WHAT IS BEING ASKED ::
Pull every line holding the string "categories" from the records below.

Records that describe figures
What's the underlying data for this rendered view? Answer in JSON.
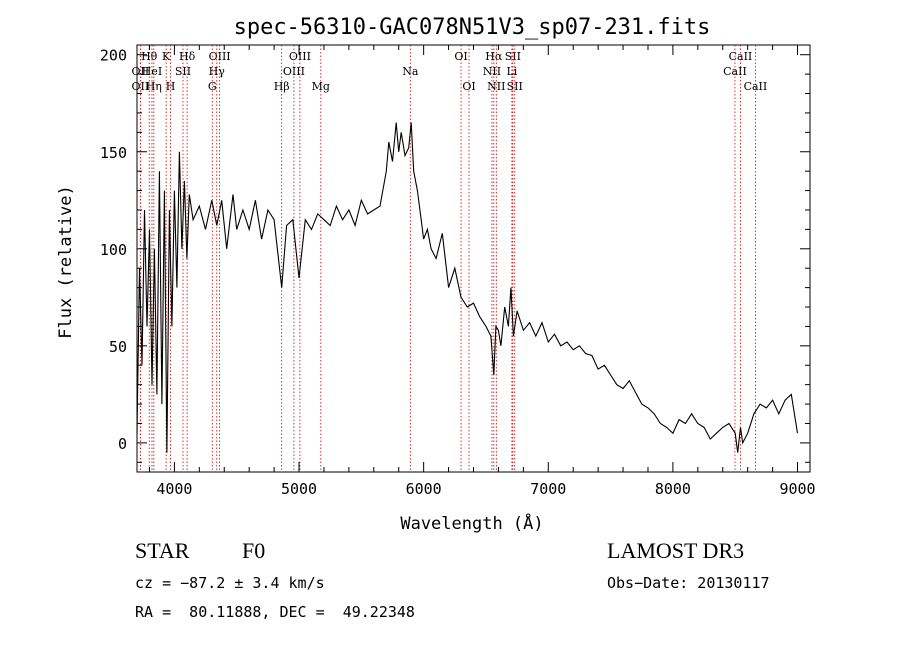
{
  "chart_data": {
    "type": "line",
    "title": "spec-56310-GAC078N51V3_sp07-231.fits",
    "xlabel": "Wavelength (Å)",
    "ylabel": "Flux (relative)",
    "xlim": [
      3700,
      9100
    ],
    "ylim": [
      -15,
      205
    ],
    "xticks": [
      4000,
      5000,
      6000,
      7000,
      8000,
      9000
    ],
    "yticks": [
      0,
      50,
      100,
      150,
      200
    ],
    "grid": false,
    "series": [
      {
        "name": "flux",
        "x": [
          3700,
          3720,
          3740,
          3760,
          3780,
          3800,
          3820,
          3840,
          3860,
          3880,
          3900,
          3920,
          3940,
          3960,
          3980,
          4000,
          4020,
          4040,
          4060,
          4080,
          4100,
          4120,
          4150,
          4200,
          4250,
          4300,
          4340,
          4380,
          4420,
          4470,
          4500,
          4550,
          4600,
          4650,
          4700,
          4750,
          4800,
          4861,
          4900,
          4950,
          5000,
          5050,
          5100,
          5150,
          5200,
          5250,
          5300,
          5350,
          5400,
          5450,
          5500,
          5550,
          5600,
          5650,
          5700,
          5720,
          5750,
          5780,
          5800,
          5820,
          5850,
          5880,
          5900,
          5920,
          5950,
          5980,
          6000,
          6030,
          6060,
          6100,
          6150,
          6200,
          6250,
          6300,
          6350,
          6400,
          6450,
          6500,
          6540,
          6563,
          6580,
          6600,
          6620,
          6650,
          6680,
          6700,
          6720,
          6750,
          6800,
          6850,
          6900,
          6950,
          7000,
          7050,
          7100,
          7150,
          7200,
          7250,
          7300,
          7350,
          7400,
          7450,
          7500,
          7550,
          7600,
          7650,
          7700,
          7750,
          7800,
          7850,
          7900,
          7950,
          8000,
          8050,
          8100,
          8150,
          8200,
          8250,
          8300,
          8350,
          8400,
          8450,
          8500,
          8520,
          8542,
          8560,
          8600,
          8650,
          8700,
          8750,
          8800,
          8850,
          8900,
          8950,
          9000
        ],
        "values": [
          5,
          90,
          40,
          120,
          60,
          110,
          30,
          100,
          25,
          140,
          20,
          130,
          -5,
          120,
          60,
          130,
          80,
          150,
          100,
          135,
          95,
          128,
          115,
          122,
          110,
          125,
          112,
          125,
          100,
          128,
          110,
          120,
          110,
          125,
          105,
          120,
          115,
          80,
          112,
          115,
          85,
          115,
          110,
          118,
          115,
          112,
          122,
          115,
          120,
          112,
          125,
          118,
          120,
          122,
          140,
          155,
          145,
          165,
          150,
          160,
          148,
          152,
          165,
          140,
          130,
          115,
          105,
          110,
          100,
          95,
          108,
          80,
          90,
          75,
          70,
          72,
          65,
          60,
          55,
          35,
          60,
          58,
          50,
          70,
          60,
          80,
          55,
          68,
          58,
          62,
          55,
          62,
          52,
          56,
          50,
          52,
          48,
          50,
          46,
          45,
          38,
          40,
          35,
          30,
          28,
          32,
          26,
          20,
          18,
          15,
          10,
          8,
          5,
          12,
          10,
          15,
          10,
          8,
          2,
          5,
          8,
          10,
          5,
          -5,
          8,
          0,
          5,
          15,
          20,
          18,
          22,
          15,
          22,
          25,
          5
        ]
      }
    ],
    "line_markers": [
      {
        "label": "Hθ",
        "x": 3798,
        "row": 1
      },
      {
        "label": "OII",
        "x": 3727,
        "row": 2
      },
      {
        "label": "HeI",
        "x": 3820,
        "row": 2
      },
      {
        "label": "OII",
        "x": 3727,
        "row": 3
      },
      {
        "label": "Hη",
        "x": 3835,
        "row": 3
      },
      {
        "label": "K",
        "x": 3934,
        "row": 1
      },
      {
        "label": "SII",
        "x": 4069,
        "row": 2
      },
      {
        "label": "H",
        "x": 3969,
        "row": 3
      },
      {
        "label": "Hδ",
        "x": 4102,
        "row": 1
      },
      {
        "label": "OIII",
        "x": 4363,
        "row": 1
      },
      {
        "label": "Hγ",
        "x": 4340,
        "row": 2
      },
      {
        "label": "G",
        "x": 4304,
        "row": 3
      },
      {
        "label": "Hβ",
        "x": 4861,
        "row": 3
      },
      {
        "label": "OIII",
        "x": 5007,
        "row": 1
      },
      {
        "label": "OIII",
        "x": 4959,
        "row": 2
      },
      {
        "label": "Mg",
        "x": 5175,
        "row": 3
      },
      {
        "label": "Na",
        "x": 5893,
        "row": 2
      },
      {
        "label": "OI",
        "x": 6300,
        "row": 1
      },
      {
        "label": "OI",
        "x": 6364,
        "row": 3
      },
      {
        "label": "Hα",
        "x": 6563,
        "row": 1
      },
      {
        "label": "SII",
        "x": 6716,
        "row": 1
      },
      {
        "label": "NII",
        "x": 6548,
        "row": 2
      },
      {
        "label": "Li",
        "x": 6708,
        "row": 2
      },
      {
        "label": "NII",
        "x": 6583,
        "row": 3
      },
      {
        "label": "SII",
        "x": 6731,
        "row": 3
      },
      {
        "label": "CaII",
        "x": 8542,
        "row": 1
      },
      {
        "label": "CaII",
        "x": 8498,
        "row": 2
      },
      {
        "label": "CaII",
        "x": 8662,
        "row": 3
      }
    ]
  },
  "info": {
    "class_label": "STAR",
    "subclass": "F0",
    "survey": "LAMOST DR3",
    "redshift": "cz = −87.2 ± 3.4 km/s",
    "obs_date": "Obs−Date: 20130117",
    "coords": "RA =  80.11888, DEC =  49.22348"
  },
  "colors": {
    "axis": "#000000",
    "spectrum": "#000000",
    "line_marker": "#cc0000"
  }
}
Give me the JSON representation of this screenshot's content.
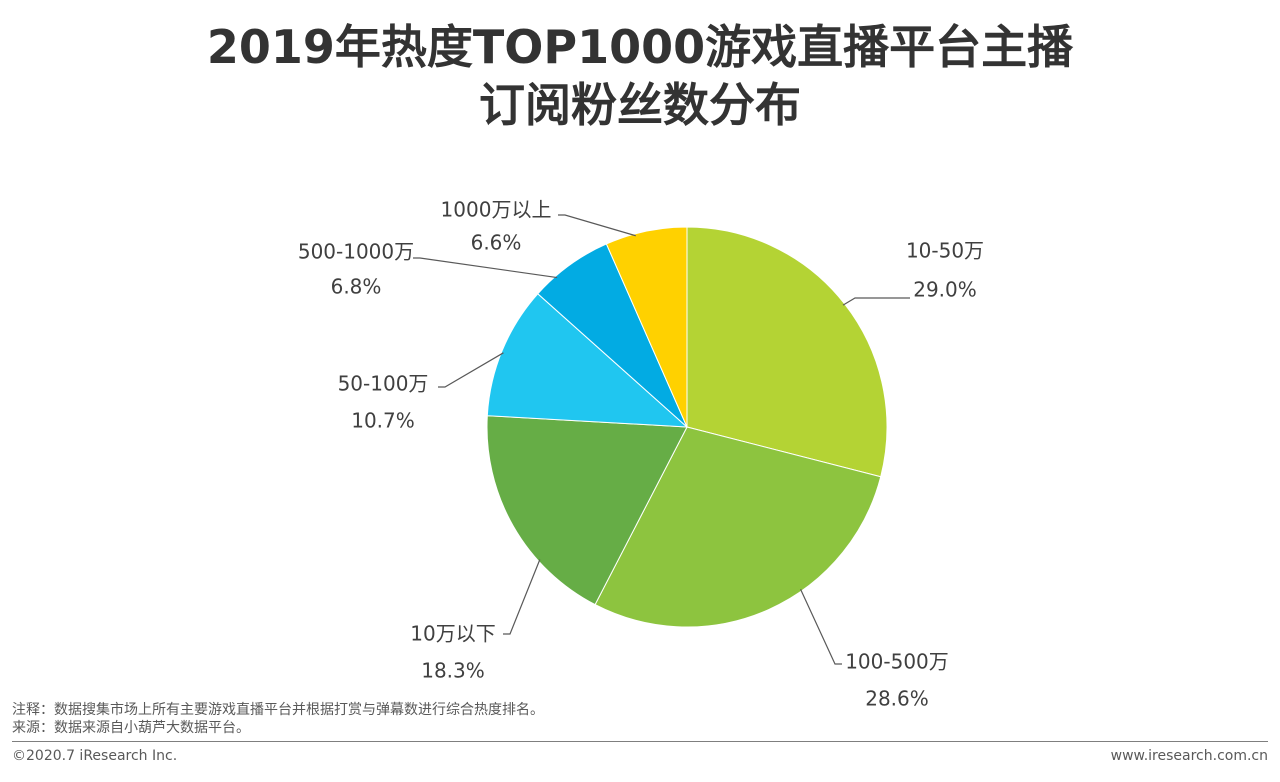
{
  "title_line1": "2019年热度TOP1000游戏直播平台主播",
  "title_line2": "订阅粉丝数分布",
  "chart_data": {
    "type": "pie",
    "title": "2019年热度TOP1000游戏直播平台主播订阅粉丝数分布",
    "slices": [
      {
        "label": "10-50万",
        "value": 29.0,
        "value_label": "29.0%",
        "color": "#b4d334"
      },
      {
        "label": "100-500万",
        "value": 28.6,
        "value_label": "28.6%",
        "color": "#8dc43f"
      },
      {
        "label": "10万以下",
        "value": 18.3,
        "value_label": "18.3%",
        "color": "#66ad46"
      },
      {
        "label": "50-100万",
        "value": 10.7,
        "value_label": "10.7%",
        "color": "#20c6f0"
      },
      {
        "label": "500-1000万",
        "value": 6.8,
        "value_label": "6.8%",
        "color": "#02abe3"
      },
      {
        "label": "1000万以上",
        "value": 6.6,
        "value_label": "6.6%",
        "color": "#ffd100"
      }
    ],
    "leader_color": "#595959"
  },
  "notes": {
    "note": "注释：数据搜集市场上所有主要游戏直播平台并根据打赏与弹幕数进行综合热度排名。",
    "source": "来源：数据来源自小葫芦大数据平台。"
  },
  "footer": {
    "copyright": "©2020.7 iResearch Inc.",
    "website": "www.iresearch.com.cn"
  }
}
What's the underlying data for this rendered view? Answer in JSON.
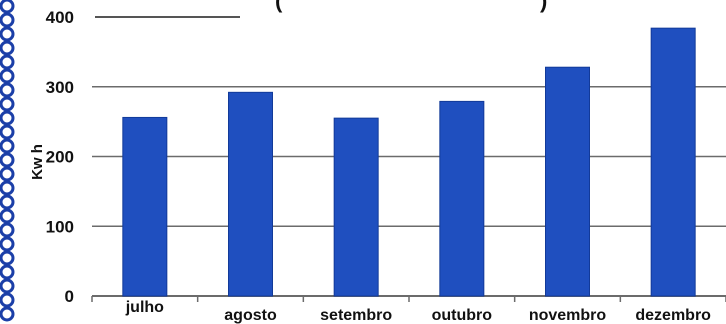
{
  "chart_data": {
    "type": "bar",
    "title": "(",
    "title_right": ")",
    "categories": [
      "julho",
      "agosto",
      "setembro",
      "outubro",
      "novembro",
      "dezembro"
    ],
    "values": [
      256,
      292,
      255,
      279,
      328,
      384
    ],
    "xlabel": "",
    "ylabel": "Kw h",
    "ylim": [
      0,
      400
    ],
    "yticks": [
      "0",
      "100",
      "200",
      "300",
      "400"
    ],
    "grid": true,
    "legend": "none"
  },
  "colors": {
    "bar": "#1f4fbf",
    "bar_edge": "#123a99",
    "grid": "#6b6b6b",
    "left_band": "#1b3fa8"
  }
}
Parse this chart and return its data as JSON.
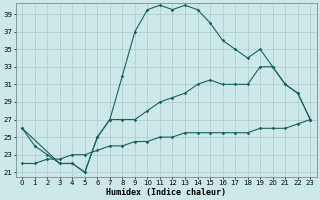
{
  "xlabel": "Humidex (Indice chaleur)",
  "bg_color": "#cce8e8",
  "grid_color": "#aacccc",
  "line_color": "#1a6060",
  "xlim": [
    -0.5,
    23.5
  ],
  "ylim": [
    20.5,
    40.2
  ],
  "xticks": [
    0,
    1,
    2,
    3,
    4,
    5,
    6,
    7,
    8,
    9,
    10,
    11,
    12,
    13,
    14,
    15,
    16,
    17,
    18,
    19,
    20,
    21,
    22,
    23
  ],
  "yticks": [
    21,
    23,
    25,
    27,
    29,
    31,
    33,
    35,
    37,
    39
  ],
  "curve1_x": [
    0,
    1,
    2,
    3,
    4,
    5,
    6,
    7,
    8,
    9,
    10,
    11,
    12,
    13,
    14,
    15,
    16,
    17,
    18,
    19,
    20,
    21,
    22,
    23
  ],
  "curve1_y": [
    26,
    24,
    23,
    22,
    22,
    21,
    25,
    27,
    32,
    37,
    39.5,
    40,
    39.5,
    40,
    39.5,
    38,
    36,
    35,
    34,
    35,
    33,
    31,
    30,
    27
  ],
  "curve2_x": [
    0,
    3,
    4,
    5,
    6,
    7,
    8,
    9,
    10,
    11,
    12,
    13,
    14,
    15,
    16,
    17,
    18,
    19,
    20,
    21,
    22,
    23
  ],
  "curve2_y": [
    26,
    22,
    22,
    21,
    25,
    27,
    27,
    27,
    28,
    29,
    29.5,
    30,
    31,
    31.5,
    31,
    31,
    31,
    33,
    33,
    31,
    30,
    27
  ],
  "curve3_x": [
    0,
    1,
    2,
    3,
    4,
    5,
    6,
    7,
    8,
    9,
    10,
    11,
    12,
    13,
    14,
    15,
    16,
    17,
    18,
    19,
    20,
    21,
    22,
    23
  ],
  "curve3_y": [
    22,
    22,
    22.5,
    22.5,
    23,
    23,
    23.5,
    24,
    24,
    24.5,
    24.5,
    25,
    25,
    25.5,
    25.5,
    25.5,
    25.5,
    25.5,
    25.5,
    26,
    26,
    26,
    26.5,
    27
  ]
}
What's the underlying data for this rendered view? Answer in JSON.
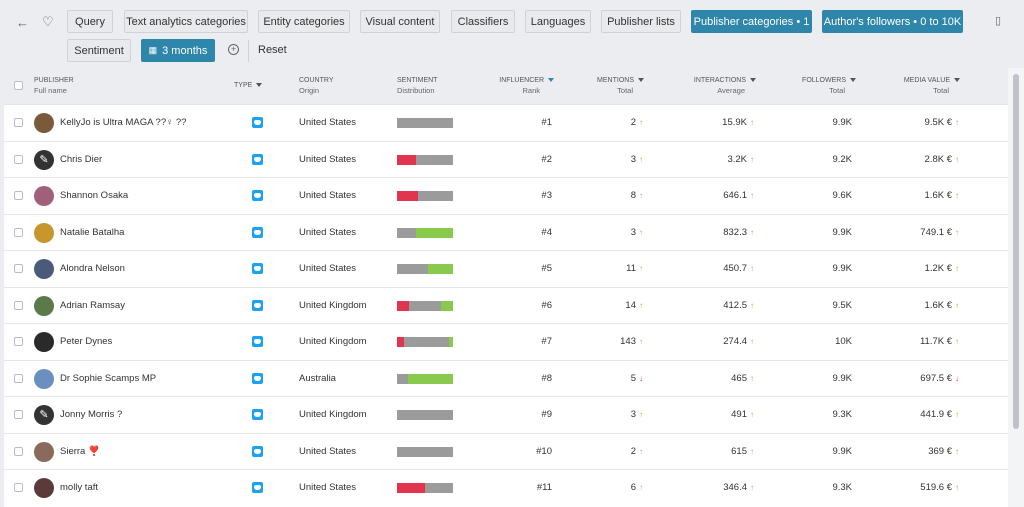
{
  "toolbar": {
    "filters": [
      "Query",
      "Text analytics categories",
      "Entity categories",
      "Visual content",
      "Classifiers",
      "Languages",
      "Publisher lists"
    ],
    "active_filters": [
      "Publisher categories • 1",
      "Author's followers • 0 to 10K"
    ],
    "sentiment_label": "Sentiment",
    "date_range": "3 months",
    "reset_label": "Reset"
  },
  "columns": {
    "publisher": "PUBLISHER",
    "publisher_sub": "Full name",
    "type": "TYPE",
    "country": "COUNTRY",
    "country_sub": "Origin",
    "sentiment": "SENTIMENT",
    "sentiment_sub": "Distribution",
    "influencer": "INFLUENCER",
    "influencer_sub": "Rank",
    "mentions": "MENTIONS",
    "mentions_sub": "Total",
    "interactions": "INTERACTIONS",
    "interactions_sub": "Average",
    "followers": "FOLLOWERS",
    "followers_sub": "Total",
    "media_value": "MEDIA VALUE",
    "media_value_sub": "Total"
  },
  "colors": {
    "accent": "#2e86ab",
    "negative": "#e0344f",
    "neutral": "#9b9b9b",
    "positive": "#88c94e",
    "twitter": "#1da1f2"
  },
  "rows": [
    {
      "name": "KellyJo is Ultra MAGA ??♀ ??",
      "avatar": "photo",
      "avatar_color": "#7a5a3a",
      "type": "twitter-icon",
      "country": "United States",
      "sentiment": [
        0,
        100,
        0
      ],
      "rank": "#1",
      "mentions": "2",
      "mentions_trend": "up",
      "interactions": "15.9K",
      "interactions_trend": "up",
      "followers": "9.9K",
      "media_value": "9.5K €",
      "media_trend": "up"
    },
    {
      "name": "Chris Dier",
      "avatar": "feather",
      "avatar_color": "#333333",
      "type": "twitter-icon",
      "country": "United States",
      "sentiment": [
        34,
        66,
        0
      ],
      "rank": "#2",
      "mentions": "3",
      "mentions_trend": "up",
      "interactions": "3.2K",
      "interactions_trend": "up",
      "followers": "9.2K",
      "media_value": "2.8K €",
      "media_trend": "up"
    },
    {
      "name": "Shannon Osaka",
      "avatar": "photo",
      "avatar_color": "#a0607a",
      "type": "twitter-icon",
      "country": "United States",
      "sentiment": [
        38,
        62,
        0
      ],
      "rank": "#3",
      "mentions": "8",
      "mentions_trend": "up",
      "interactions": "646.1",
      "interactions_trend": "up",
      "followers": "9.6K",
      "media_value": "1.6K €",
      "media_trend": "up"
    },
    {
      "name": "Natalie Batalha",
      "avatar": "photo",
      "avatar_color": "#c7962d",
      "type": "twitter-icon",
      "country": "United States",
      "sentiment": [
        0,
        34,
        66
      ],
      "rank": "#4",
      "mentions": "3",
      "mentions_trend": "up",
      "interactions": "832.3",
      "interactions_trend": "up",
      "followers": "9.9K",
      "media_value": "749.1 €",
      "media_trend": "up"
    },
    {
      "name": "Alondra Nelson",
      "avatar": "photo",
      "avatar_color": "#4a5a7a",
      "type": "twitter-icon",
      "country": "United States",
      "sentiment": [
        0,
        56,
        44
      ],
      "rank": "#5",
      "mentions": "11",
      "mentions_trend": "up",
      "interactions": "450.7",
      "interactions_trend": "up",
      "followers": "9.9K",
      "media_value": "1.2K €",
      "media_trend": "up"
    },
    {
      "name": "Adrian Ramsay",
      "avatar": "photo",
      "avatar_color": "#5a7a4a",
      "type": "twitter-icon",
      "country": "United Kingdom",
      "sentiment": [
        22,
        57,
        21
      ],
      "rank": "#6",
      "mentions": "14",
      "mentions_trend": "up",
      "interactions": "412.5",
      "interactions_trend": "up",
      "followers": "9.5K",
      "media_value": "1.6K €",
      "media_trend": "up"
    },
    {
      "name": "Peter Dynes",
      "avatar": "photo",
      "avatar_color": "#2a2a2a",
      "type": "twitter-icon",
      "country": "United Kingdom",
      "sentiment": [
        13,
        80,
        7
      ],
      "rank": "#7",
      "mentions": "143",
      "mentions_trend": "up",
      "interactions": "274.4",
      "interactions_trend": "up",
      "followers": "10K",
      "media_value": "11.7K €",
      "media_trend": "up"
    },
    {
      "name": "Dr Sophie Scamps MP",
      "avatar": "photo",
      "avatar_color": "#6a90c0",
      "type": "twitter-icon",
      "country": "Australia",
      "sentiment": [
        0,
        20,
        80
      ],
      "rank": "#8",
      "mentions": "5",
      "mentions_trend": "down",
      "interactions": "465",
      "interactions_trend": "up",
      "followers": "9.9K",
      "media_value": "697.5 €",
      "media_trend": "down"
    },
    {
      "name": "Jonny Morris ?",
      "avatar": "feather",
      "avatar_color": "#333333",
      "type": "twitter-icon",
      "country": "United Kingdom",
      "sentiment": [
        0,
        100,
        0
      ],
      "rank": "#9",
      "mentions": "3",
      "mentions_trend": "up",
      "interactions": "491",
      "interactions_trend": "up",
      "followers": "9.3K",
      "media_value": "441.9 €",
      "media_trend": "up"
    },
    {
      "name": "Sierra ❣️",
      "avatar": "photo",
      "avatar_color": "#8a6a5a",
      "type": "twitter-icon",
      "country": "United States",
      "sentiment": [
        0,
        100,
        0
      ],
      "rank": "#10",
      "mentions": "2",
      "mentions_trend": "up",
      "interactions": "615",
      "interactions_trend": "up",
      "followers": "9.9K",
      "media_value": "369 €",
      "media_trend": "up"
    },
    {
      "name": "molly taft",
      "avatar": "photo",
      "avatar_color": "#5a3a3a",
      "type": "twitter-icon",
      "country": "United States",
      "sentiment": [
        50,
        50,
        0
      ],
      "rank": "#11",
      "mentions": "6",
      "mentions_trend": "flat",
      "interactions": "346.4",
      "interactions_trend": "up",
      "followers": "9.3K",
      "media_value": "519.6 €",
      "media_trend": "up"
    }
  ]
}
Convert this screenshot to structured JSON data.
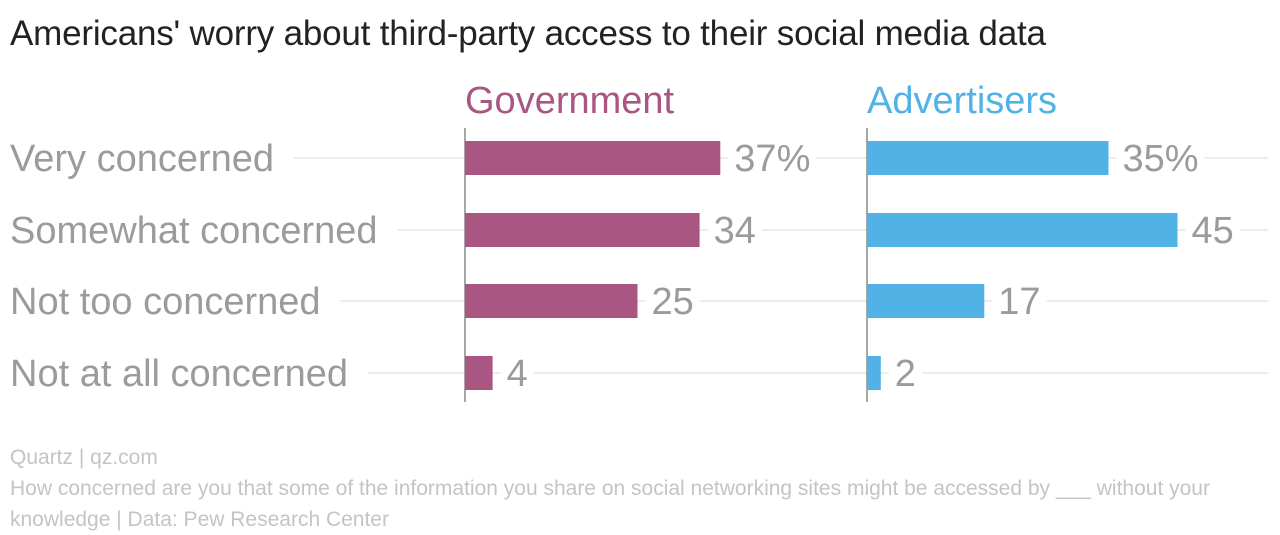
{
  "title": "Americans' worry about third-party access to their social media data",
  "chart_data": {
    "type": "bar",
    "orientation": "horizontal",
    "title": "Americans' worry about third-party access to their social media data",
    "categories": [
      "Very concerned",
      "Somewhat concerned",
      "Not too concerned",
      "Not at all concerned"
    ],
    "series": [
      {
        "name": "Government",
        "color": "#a95683",
        "values": [
          37,
          34,
          25,
          4
        ],
        "labels": [
          "37%",
          "34",
          "25",
          "4"
        ]
      },
      {
        "name": "Advertisers",
        "color": "#51b2e5",
        "values": [
          35,
          45,
          17,
          2
        ],
        "labels": [
          "35%",
          "45",
          "17",
          "2"
        ]
      }
    ],
    "xlim": [
      0,
      45
    ],
    "layout": "small multiples, one panel per series",
    "grid": true
  },
  "footer": {
    "source": "Quartz | qz.com",
    "note": "How concerned are you that some of the information you share on social networking sites might be accessed by ___ without your knowledge | Data: Pew Research Center"
  }
}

ANSWER TO THIS PROBLEM ::
    "categories": [
      "Text analytics categories",
      "Entity categories",
      "Publisher categories • 1",
    "categories": [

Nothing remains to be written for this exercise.